• **WRITTEN EXERCISE**
Set each entry down verbatim, omitting images.

• **DATASET RECORDS**
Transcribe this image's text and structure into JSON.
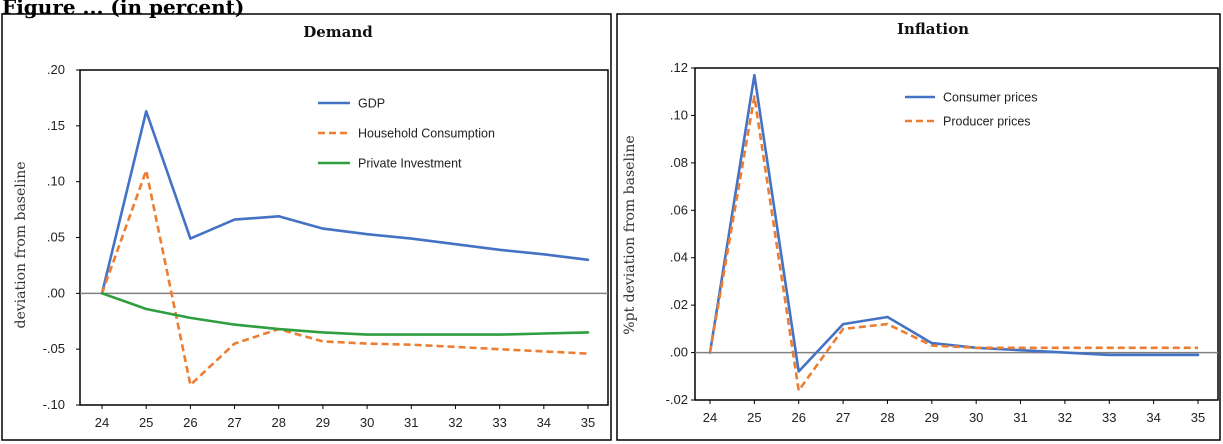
{
  "figure": {
    "heading": "Figure ... (in percent)"
  },
  "colors": {
    "gdp": "#4472c4",
    "household": "#ed7d31",
    "investment": "#2e9e3e",
    "consumer": "#4472c4",
    "producer": "#ed7d31",
    "zero_line": "#808080",
    "frame": "#000000"
  },
  "chart_data": [
    {
      "type": "line",
      "title": "Demand",
      "xlabel": "",
      "ylabel": "deviation from baseline",
      "x": [
        24,
        25,
        26,
        27,
        28,
        29,
        30,
        31,
        32,
        33,
        34,
        35
      ],
      "ylim": [
        -0.1,
        0.2
      ],
      "yticks": [
        0.2,
        0.15,
        0.1,
        0.05,
        0.0,
        -0.05,
        -0.1
      ],
      "ytick_labels": [
        ".20",
        ".15",
        ".10",
        ".05",
        ".00",
        "-.05",
        "-.10"
      ],
      "grid": false,
      "legend": "top-center",
      "series": [
        {
          "name": "GDP",
          "style": "solid",
          "color_key": "gdp",
          "values": [
            0.0,
            0.163,
            0.049,
            0.066,
            0.069,
            0.058,
            0.053,
            0.049,
            0.044,
            0.039,
            0.035,
            0.03
          ]
        },
        {
          "name": "Household Consumption",
          "style": "dashed",
          "color_key": "household",
          "values": [
            0.0,
            0.11,
            -0.082,
            -0.045,
            -0.032,
            -0.043,
            -0.045,
            -0.046,
            -0.048,
            -0.05,
            -0.052,
            -0.054
          ]
        },
        {
          "name": "Private Investment",
          "style": "solid",
          "color_key": "investment",
          "values": [
            0.0,
            -0.014,
            -0.022,
            -0.028,
            -0.032,
            -0.035,
            -0.037,
            -0.037,
            -0.037,
            -0.037,
            -0.036,
            -0.035
          ]
        }
      ]
    },
    {
      "type": "line",
      "title": "Inflation",
      "xlabel": "",
      "ylabel": "%pt deviation from baseline",
      "x": [
        24,
        25,
        26,
        27,
        28,
        29,
        30,
        31,
        32,
        33,
        34,
        35
      ],
      "ylim": [
        -0.02,
        0.12
      ],
      "yticks": [
        0.12,
        0.1,
        0.08,
        0.06,
        0.04,
        0.02,
        0.0,
        -0.02
      ],
      "ytick_labels": [
        ".12",
        ".10",
        ".08",
        ".06",
        ".04",
        ".02",
        ".00",
        "-.02"
      ],
      "grid": false,
      "legend": "top-center",
      "series": [
        {
          "name": "Consumer prices",
          "style": "solid",
          "color_key": "consumer",
          "values": [
            0.0,
            0.117,
            -0.008,
            0.012,
            0.015,
            0.004,
            0.002,
            0.001,
            0.0,
            -0.001,
            -0.001,
            -0.001
          ]
        },
        {
          "name": "Producer prices",
          "style": "dashed",
          "color_key": "producer",
          "values": [
            0.0,
            0.108,
            -0.016,
            0.01,
            0.012,
            0.003,
            0.002,
            0.002,
            0.002,
            0.002,
            0.002,
            0.002
          ]
        }
      ]
    }
  ]
}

• **RESPONSE**
Transcribe this image's text and structure into JSON.
{
  "figure": {
    "heading": "Figure ... (in percent)"
  },
  "colors": {
    "gdp": "#4472c4",
    "household": "#ed7d31",
    "investment": "#2e9e3e",
    "consumer": "#4472c4",
    "producer": "#ed7d31",
    "zero_line": "#808080",
    "frame": "#000000"
  },
  "chart_data": [
    {
      "type": "line",
      "title": "Demand",
      "xlabel": "",
      "ylabel": "deviation from baseline",
      "x": [
        24,
        25,
        26,
        27,
        28,
        29,
        30,
        31,
        32,
        33,
        34,
        35
      ],
      "ylim": [
        -0.1,
        0.2
      ],
      "yticks": [
        0.2,
        0.15,
        0.1,
        0.05,
        0.0,
        -0.05,
        -0.1
      ],
      "ytick_labels": [
        ".20",
        ".15",
        ".10",
        ".05",
        ".00",
        "-.05",
        "-.10"
      ],
      "grid": false,
      "legend": "top-center",
      "series": [
        {
          "name": "GDP",
          "style": "solid",
          "color_key": "gdp",
          "values": [
            0.0,
            0.163,
            0.049,
            0.066,
            0.069,
            0.058,
            0.053,
            0.049,
            0.044,
            0.039,
            0.035,
            0.03
          ]
        },
        {
          "name": "Household Consumption",
          "style": "dashed",
          "color_key": "household",
          "values": [
            0.0,
            0.11,
            -0.082,
            -0.045,
            -0.032,
            -0.043,
            -0.045,
            -0.046,
            -0.048,
            -0.05,
            -0.052,
            -0.054
          ]
        },
        {
          "name": "Private Investment",
          "style": "solid",
          "color_key": "investment",
          "values": [
            0.0,
            -0.014,
            -0.022,
            -0.028,
            -0.032,
            -0.035,
            -0.037,
            -0.037,
            -0.037,
            -0.037,
            -0.036,
            -0.035
          ]
        }
      ]
    },
    {
      "type": "line",
      "title": "Inflation",
      "xlabel": "",
      "ylabel": "%pt deviation from baseline",
      "x": [
        24,
        25,
        26,
        27,
        28,
        29,
        30,
        31,
        32,
        33,
        34,
        35
      ],
      "ylim": [
        -0.02,
        0.12
      ],
      "yticks": [
        0.12,
        0.1,
        0.08,
        0.06,
        0.04,
        0.02,
        0.0,
        -0.02
      ],
      "ytick_labels": [
        ".12",
        ".10",
        ".08",
        ".06",
        ".04",
        ".02",
        ".00",
        "-.02"
      ],
      "grid": false,
      "legend": "top-center",
      "series": [
        {
          "name": "Consumer prices",
          "style": "solid",
          "color_key": "consumer",
          "values": [
            0.0,
            0.117,
            -0.008,
            0.012,
            0.015,
            0.004,
            0.002,
            0.001,
            0.0,
            -0.001,
            -0.001,
            -0.001
          ]
        },
        {
          "name": "Producer prices",
          "style": "dashed",
          "color_key": "producer",
          "values": [
            0.0,
            0.108,
            -0.016,
            0.01,
            0.012,
            0.003,
            0.002,
            0.002,
            0.002,
            0.002,
            0.002,
            0.002
          ]
        }
      ]
    }
  ]
}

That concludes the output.